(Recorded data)
-=-=-

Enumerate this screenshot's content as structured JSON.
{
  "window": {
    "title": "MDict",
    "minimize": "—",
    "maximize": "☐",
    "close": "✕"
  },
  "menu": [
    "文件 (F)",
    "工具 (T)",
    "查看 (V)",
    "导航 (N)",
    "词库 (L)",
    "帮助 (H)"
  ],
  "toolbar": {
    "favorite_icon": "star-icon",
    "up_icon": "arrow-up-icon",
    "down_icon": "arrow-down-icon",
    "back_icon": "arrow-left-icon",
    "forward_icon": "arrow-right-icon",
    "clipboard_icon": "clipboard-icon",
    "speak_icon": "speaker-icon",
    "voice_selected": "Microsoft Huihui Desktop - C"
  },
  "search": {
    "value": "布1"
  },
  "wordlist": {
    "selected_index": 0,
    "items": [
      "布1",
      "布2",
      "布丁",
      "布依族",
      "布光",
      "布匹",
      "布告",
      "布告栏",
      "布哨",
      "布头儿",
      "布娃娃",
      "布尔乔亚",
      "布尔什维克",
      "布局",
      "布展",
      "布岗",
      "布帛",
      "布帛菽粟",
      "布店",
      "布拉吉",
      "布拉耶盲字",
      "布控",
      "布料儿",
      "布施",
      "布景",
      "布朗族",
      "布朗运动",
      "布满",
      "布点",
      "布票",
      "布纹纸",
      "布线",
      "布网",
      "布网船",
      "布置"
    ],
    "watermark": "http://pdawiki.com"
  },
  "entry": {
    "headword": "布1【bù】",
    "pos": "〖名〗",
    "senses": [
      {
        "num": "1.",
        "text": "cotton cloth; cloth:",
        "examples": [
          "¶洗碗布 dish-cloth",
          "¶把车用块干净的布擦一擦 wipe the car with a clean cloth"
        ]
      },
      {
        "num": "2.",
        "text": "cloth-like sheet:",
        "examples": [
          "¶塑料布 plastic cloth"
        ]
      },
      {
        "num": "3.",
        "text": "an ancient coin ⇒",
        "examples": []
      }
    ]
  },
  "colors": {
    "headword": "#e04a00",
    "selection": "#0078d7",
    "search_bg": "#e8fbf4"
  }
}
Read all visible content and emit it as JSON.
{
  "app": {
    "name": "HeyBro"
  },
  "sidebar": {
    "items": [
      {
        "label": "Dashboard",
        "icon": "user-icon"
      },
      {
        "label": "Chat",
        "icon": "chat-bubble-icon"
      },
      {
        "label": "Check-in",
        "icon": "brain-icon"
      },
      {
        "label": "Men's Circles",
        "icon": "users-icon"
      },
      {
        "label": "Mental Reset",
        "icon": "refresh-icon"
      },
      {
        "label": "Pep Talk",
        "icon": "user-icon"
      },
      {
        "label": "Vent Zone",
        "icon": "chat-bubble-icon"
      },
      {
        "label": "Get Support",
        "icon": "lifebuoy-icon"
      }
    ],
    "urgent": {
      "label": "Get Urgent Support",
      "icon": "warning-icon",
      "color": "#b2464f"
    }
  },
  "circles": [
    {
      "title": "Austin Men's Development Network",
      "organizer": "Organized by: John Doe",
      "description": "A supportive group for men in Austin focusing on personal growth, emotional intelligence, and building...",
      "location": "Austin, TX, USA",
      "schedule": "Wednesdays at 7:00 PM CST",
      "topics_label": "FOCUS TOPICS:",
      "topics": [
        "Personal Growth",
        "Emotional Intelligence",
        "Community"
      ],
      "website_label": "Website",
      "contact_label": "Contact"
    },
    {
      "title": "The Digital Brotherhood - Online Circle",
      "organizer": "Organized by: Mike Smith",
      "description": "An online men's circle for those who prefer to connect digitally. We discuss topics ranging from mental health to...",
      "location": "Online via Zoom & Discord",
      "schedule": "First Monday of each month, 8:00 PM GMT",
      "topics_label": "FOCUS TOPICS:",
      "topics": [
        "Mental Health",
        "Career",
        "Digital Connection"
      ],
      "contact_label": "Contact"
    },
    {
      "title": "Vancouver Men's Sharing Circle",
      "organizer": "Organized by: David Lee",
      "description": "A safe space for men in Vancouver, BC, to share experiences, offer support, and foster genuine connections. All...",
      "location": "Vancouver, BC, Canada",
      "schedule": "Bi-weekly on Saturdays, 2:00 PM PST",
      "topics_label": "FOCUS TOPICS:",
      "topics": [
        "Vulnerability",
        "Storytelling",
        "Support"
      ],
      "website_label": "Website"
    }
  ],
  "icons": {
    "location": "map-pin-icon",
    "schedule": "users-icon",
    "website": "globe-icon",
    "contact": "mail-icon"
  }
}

-=-=-

AIM - Make an exact copy of the records.

THE SOLUTION -
Enumerate this screenshot's content as structured JSON.
{
  "window": {
    "title": "MDict",
    "minimize": "—",
    "maximize": "☐",
    "close": "✕"
  },
  "menu": [
    "文件 (F)",
    "工具 (T)",
    "查看 (V)",
    "导航 (N)",
    "词库 (L)",
    "帮助 (H)"
  ],
  "toolbar": {
    "favorite_icon": "star-icon",
    "up_icon": "arrow-up-icon",
    "down_icon": "arrow-down-icon",
    "back_icon": "arrow-left-icon",
    "forward_icon": "arrow-right-icon",
    "clipboard_icon": "clipboard-icon",
    "speak_icon": "speaker-icon",
    "voice_selected": "Microsoft Huihui Desktop - C"
  },
  "search": {
    "value": "布1"
  },
  "wordlist": {
    "selected_index": 0,
    "items": [
      "布1",
      "布2",
      "布丁",
      "布依族",
      "布光",
      "布匹",
      "布告",
      "布告栏",
      "布哨",
      "布头儿",
      "布娃娃",
      "布尔乔亚",
      "布尔什维克",
      "布局",
      "布展",
      "布岗",
      "布帛",
      "布帛菽粟",
      "布店",
      "布拉吉",
      "布拉耶盲字",
      "布控",
      "布料儿",
      "布施",
      "布景",
      "布朗族",
      "布朗运动",
      "布满",
      "布点",
      "布票",
      "布纹纸",
      "布线",
      "布网",
      "布网船",
      "布置"
    ],
    "watermark": "http://pdawiki.com"
  },
  "entry": {
    "headword": "布1【bù】",
    "pos": "〖名〗",
    "senses": [
      {
        "num": "1.",
        "text": "cotton cloth; cloth:",
        "examples": [
          "¶洗碗布 dish-cloth",
          "¶把车用块干净的布擦一擦 wipe the car with a clean cloth"
        ]
      },
      {
        "num": "2.",
        "text": "cloth-like sheet:",
        "examples": [
          "¶塑料布 plastic cloth"
        ]
      },
      {
        "num": "3.",
        "text": "an ancient coin ⇒",
        "examples": []
      }
    ]
  },
  "colors": {
    "headword": "#e04a00",
    "selection": "#0078d7",
    "search_bg": "#e8fbf4"
  }
}
Read all visible content and emit it as JSON.
{
  "app": {
    "name": "HeyBro"
  },
  "sidebar": {
    "items": [
      {
        "label": "Dashboard",
        "icon": "user-icon"
      },
      {
        "label": "Chat",
        "icon": "chat-bubble-icon"
      },
      {
        "label": "Check-in",
        "icon": "brain-icon"
      },
      {
        "label": "Men's Circles",
        "icon": "users-icon"
      },
      {
        "label": "Mental Reset",
        "icon": "refresh-icon"
      },
      {
        "label": "Pep Talk",
        "icon": "user-icon"
      },
      {
        "label": "Vent Zone",
        "icon": "chat-bubble-icon"
      },
      {
        "label": "Get Support",
        "icon": "lifebuoy-icon"
      }
    ],
    "urgent": {
      "label": "Get Urgent Support",
      "icon": "warning-icon",
      "color": "#b2464f"
    }
  },
  "circles": [
    {
      "title": "Austin Men's Development Network",
      "organizer": "Organized by: John Doe",
      "description": "A supportive group for men in Austin focusing on personal growth, emotional intelligence, and building...",
      "location": "Austin, TX, USA",
      "schedule": "Wednesdays at 7:00 PM CST",
      "topics_label": "FOCUS TOPICS:",
      "topics": [
        "Personal Growth",
        "Emotional Intelligence",
        "Community"
      ],
      "website_label": "Website",
      "contact_label": "Contact"
    },
    {
      "title": "The Digital Brotherhood - Online Circle",
      "organizer": "Organized by: Mike Smith",
      "description": "An online men's circle for those who prefer to connect digitally. We discuss topics ranging from mental health to...",
      "location": "Online via Zoom & Discord",
      "schedule": "First Monday of each month, 8:00 PM GMT",
      "topics_label": "FOCUS TOPICS:",
      "topics": [
        "Mental Health",
        "Career",
        "Digital Connection"
      ],
      "contact_label": "Contact"
    },
    {
      "title": "Vancouver Men's Sharing Circle",
      "organizer": "Organized by: David Lee",
      "description": "A safe space for men in Vancouver, BC, to share experiences, offer support, and foster genuine connections. All...",
      "location": "Vancouver, BC, Canada",
      "schedule": "Bi-weekly on Saturdays, 2:00 PM PST",
      "topics_label": "FOCUS TOPICS:",
      "topics": [
        "Vulnerability",
        "Storytelling",
        "Support"
      ],
      "website_label": "Website"
    }
  ],
  "icons": {
    "location": "map-pin-icon",
    "schedule": "users-icon",
    "website": "globe-icon",
    "contact": "mail-icon"
  }
}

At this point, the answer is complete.